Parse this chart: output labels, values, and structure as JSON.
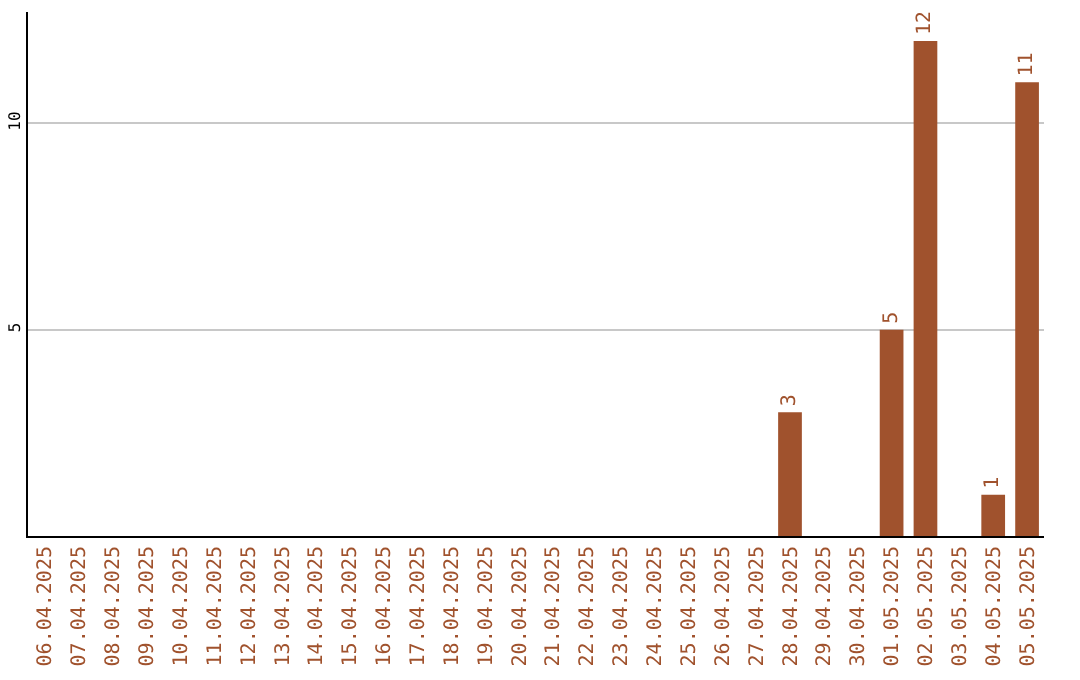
{
  "chart_data": {
    "type": "bar",
    "categories": [
      "06.04.2025",
      "07.04.2025",
      "08.04.2025",
      "09.04.2025",
      "10.04.2025",
      "11.04.2025",
      "12.04.2025",
      "13.04.2025",
      "14.04.2025",
      "15.04.2025",
      "16.04.2025",
      "17.04.2025",
      "18.04.2025",
      "19.04.2025",
      "20.04.2025",
      "21.04.2025",
      "22.04.2025",
      "23.04.2025",
      "24.04.2025",
      "25.04.2025",
      "26.04.2025",
      "27.04.2025",
      "28.04.2025",
      "29.04.2025",
      "30.04.2025",
      "01.05.2025",
      "02.05.2025",
      "03.05.2025",
      "04.05.2025",
      "05.05.2025"
    ],
    "values": [
      0,
      0,
      0,
      0,
      0,
      0,
      0,
      0,
      0,
      0,
      0,
      0,
      0,
      0,
      0,
      0,
      0,
      0,
      0,
      0,
      0,
      0,
      3,
      0,
      0,
      5,
      12,
      0,
      1,
      11
    ],
    "value_labels": [
      null,
      null,
      null,
      null,
      null,
      null,
      null,
      null,
      null,
      null,
      null,
      null,
      null,
      null,
      null,
      null,
      null,
      null,
      null,
      null,
      null,
      null,
      "3",
      null,
      null,
      "5",
      "12",
      null,
      "1",
      "11"
    ],
    "color": "#a0522d",
    "ylim": [
      0,
      12.7
    ],
    "yticks": [
      5,
      10
    ],
    "grid": "y"
  }
}
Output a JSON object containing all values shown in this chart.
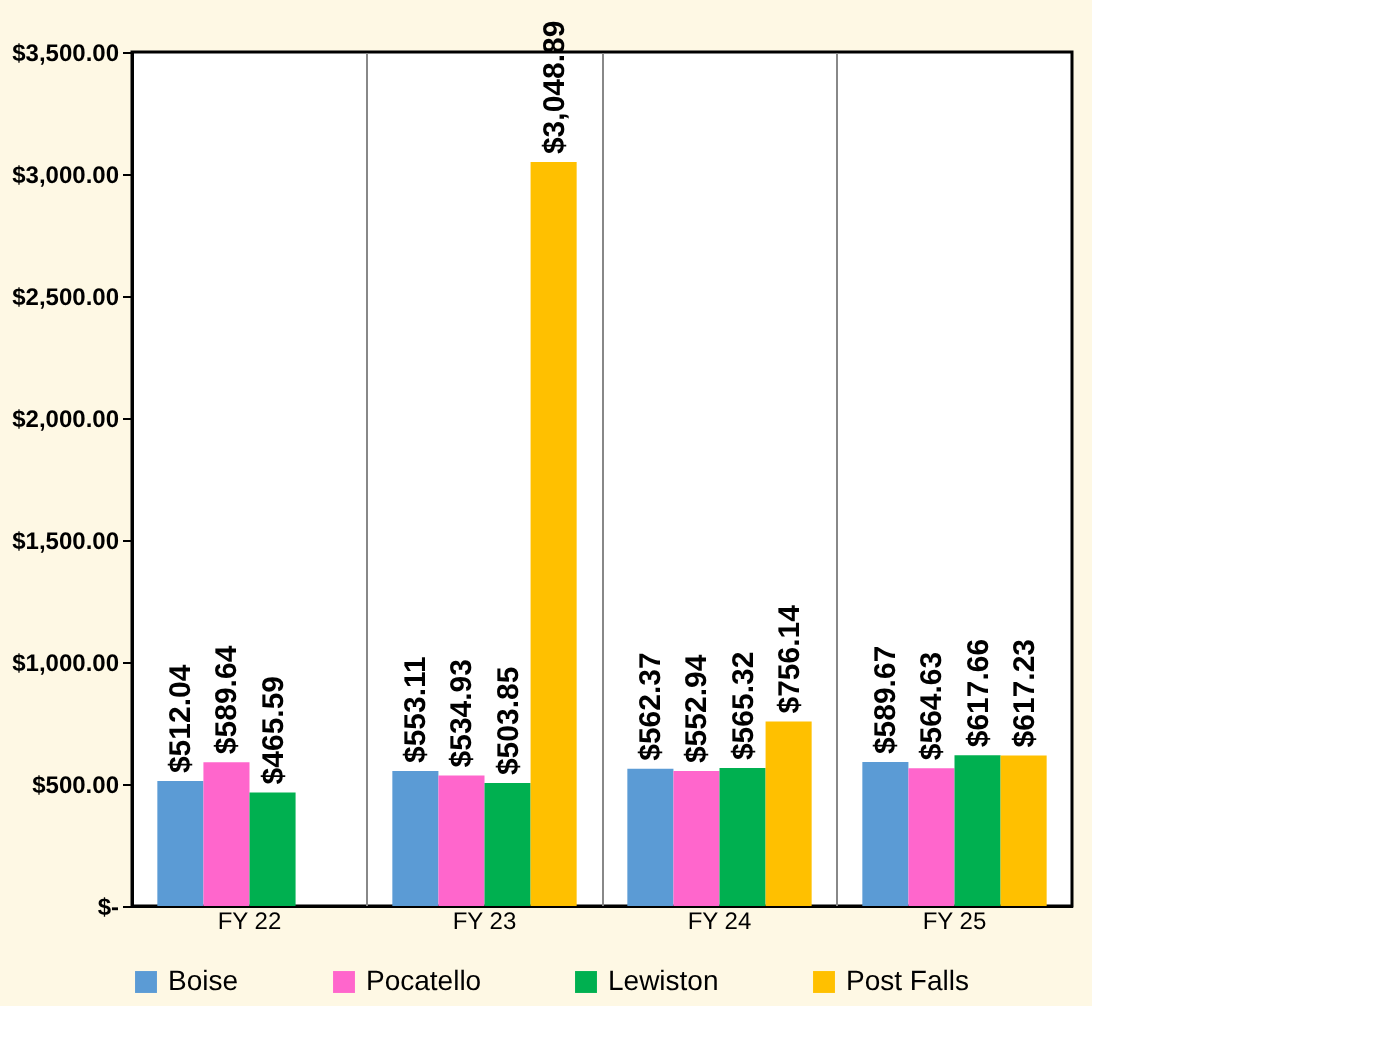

--------------------------------

GIVEN PROBLEM :: Except for the pictures, copy the material above exactly.

RESULT ::
Parse this chart: output labels, values, and structure as JSON.
{
  "chart_data": {
    "type": "bar",
    "categories": [
      "06.04.2025",
      "07.04.2025",
      "08.04.2025",
      "09.04.2025",
      "10.04.2025",
      "11.04.2025",
      "12.04.2025",
      "13.04.2025",
      "14.04.2025",
      "15.04.2025",
      "16.04.2025",
      "17.04.2025",
      "18.04.2025",
      "19.04.2025",
      "20.04.2025",
      "21.04.2025",
      "22.04.2025",
      "23.04.2025",
      "24.04.2025",
      "25.04.2025",
      "26.04.2025",
      "27.04.2025",
      "28.04.2025",
      "29.04.2025",
      "30.04.2025",
      "01.05.2025",
      "02.05.2025",
      "03.05.2025",
      "04.05.2025",
      "05.05.2025"
    ],
    "values": [
      0,
      0,
      0,
      0,
      0,
      0,
      0,
      0,
      0,
      0,
      0,
      0,
      0,
      0,
      0,
      0,
      0,
      0,
      0,
      0,
      0,
      0,
      3,
      0,
      0,
      5,
      12,
      0,
      1,
      11
    ],
    "value_labels": [
      null,
      null,
      null,
      null,
      null,
      null,
      null,
      null,
      null,
      null,
      null,
      null,
      null,
      null,
      null,
      null,
      null,
      null,
      null,
      null,
      null,
      null,
      "3",
      null,
      null,
      "5",
      "12",
      null,
      "1",
      "11"
    ],
    "color": "#a0522d",
    "ylim": [
      0,
      12.7
    ],
    "yticks": [
      5,
      10
    ],
    "grid": "y"
  }
}
Output a JSON object containing all values shown in this chart.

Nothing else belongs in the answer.